> **Exercise prompt**
Filter these entries so that only lines with the word "name" remain.
-- BEGIN Record list --
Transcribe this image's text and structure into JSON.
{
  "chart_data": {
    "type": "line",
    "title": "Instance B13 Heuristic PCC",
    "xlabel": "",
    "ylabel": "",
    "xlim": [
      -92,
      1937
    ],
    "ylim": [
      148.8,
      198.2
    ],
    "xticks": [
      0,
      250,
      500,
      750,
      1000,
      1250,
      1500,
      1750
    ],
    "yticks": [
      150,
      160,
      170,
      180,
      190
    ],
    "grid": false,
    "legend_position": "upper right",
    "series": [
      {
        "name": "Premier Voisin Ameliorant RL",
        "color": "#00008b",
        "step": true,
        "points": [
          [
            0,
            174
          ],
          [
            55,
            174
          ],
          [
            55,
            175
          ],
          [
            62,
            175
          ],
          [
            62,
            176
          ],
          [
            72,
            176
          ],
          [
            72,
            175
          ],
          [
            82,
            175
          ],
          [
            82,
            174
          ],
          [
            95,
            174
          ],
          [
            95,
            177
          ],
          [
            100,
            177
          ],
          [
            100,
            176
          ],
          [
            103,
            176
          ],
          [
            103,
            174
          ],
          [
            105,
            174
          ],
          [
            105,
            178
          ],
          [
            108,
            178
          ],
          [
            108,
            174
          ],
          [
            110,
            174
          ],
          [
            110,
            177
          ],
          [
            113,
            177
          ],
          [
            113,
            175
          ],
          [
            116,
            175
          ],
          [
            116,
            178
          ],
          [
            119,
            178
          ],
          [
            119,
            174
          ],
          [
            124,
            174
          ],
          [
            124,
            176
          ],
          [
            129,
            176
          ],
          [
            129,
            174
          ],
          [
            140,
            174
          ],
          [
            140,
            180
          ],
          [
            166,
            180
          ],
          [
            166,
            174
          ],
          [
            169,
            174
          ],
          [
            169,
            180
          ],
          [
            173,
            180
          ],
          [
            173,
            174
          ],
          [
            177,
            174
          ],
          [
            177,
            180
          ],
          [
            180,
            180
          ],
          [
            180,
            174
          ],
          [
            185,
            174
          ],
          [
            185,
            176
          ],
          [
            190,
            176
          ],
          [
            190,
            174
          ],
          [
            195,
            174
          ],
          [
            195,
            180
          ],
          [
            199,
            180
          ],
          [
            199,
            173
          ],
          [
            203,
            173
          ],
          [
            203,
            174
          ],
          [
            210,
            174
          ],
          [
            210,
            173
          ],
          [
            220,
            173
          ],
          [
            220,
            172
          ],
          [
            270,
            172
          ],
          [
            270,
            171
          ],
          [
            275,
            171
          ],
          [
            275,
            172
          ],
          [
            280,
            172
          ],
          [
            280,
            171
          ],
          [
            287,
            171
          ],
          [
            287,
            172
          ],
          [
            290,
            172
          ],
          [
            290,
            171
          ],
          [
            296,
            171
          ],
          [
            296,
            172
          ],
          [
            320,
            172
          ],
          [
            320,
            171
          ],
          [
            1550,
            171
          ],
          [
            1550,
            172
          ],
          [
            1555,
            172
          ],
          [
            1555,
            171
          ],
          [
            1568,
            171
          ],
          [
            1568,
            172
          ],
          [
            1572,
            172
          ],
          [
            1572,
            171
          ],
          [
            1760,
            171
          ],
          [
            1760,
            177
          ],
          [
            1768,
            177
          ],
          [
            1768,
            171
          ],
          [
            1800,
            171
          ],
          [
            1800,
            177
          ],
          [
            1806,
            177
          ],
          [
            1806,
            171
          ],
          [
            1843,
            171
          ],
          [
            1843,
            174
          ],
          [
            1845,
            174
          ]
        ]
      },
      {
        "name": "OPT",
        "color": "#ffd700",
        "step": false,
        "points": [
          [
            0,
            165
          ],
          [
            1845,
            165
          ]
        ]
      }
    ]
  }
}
-- END Record list --
> **Worked answer**
        "name": "Premier Voisin Ameliorant RL",
        "name": "OPT",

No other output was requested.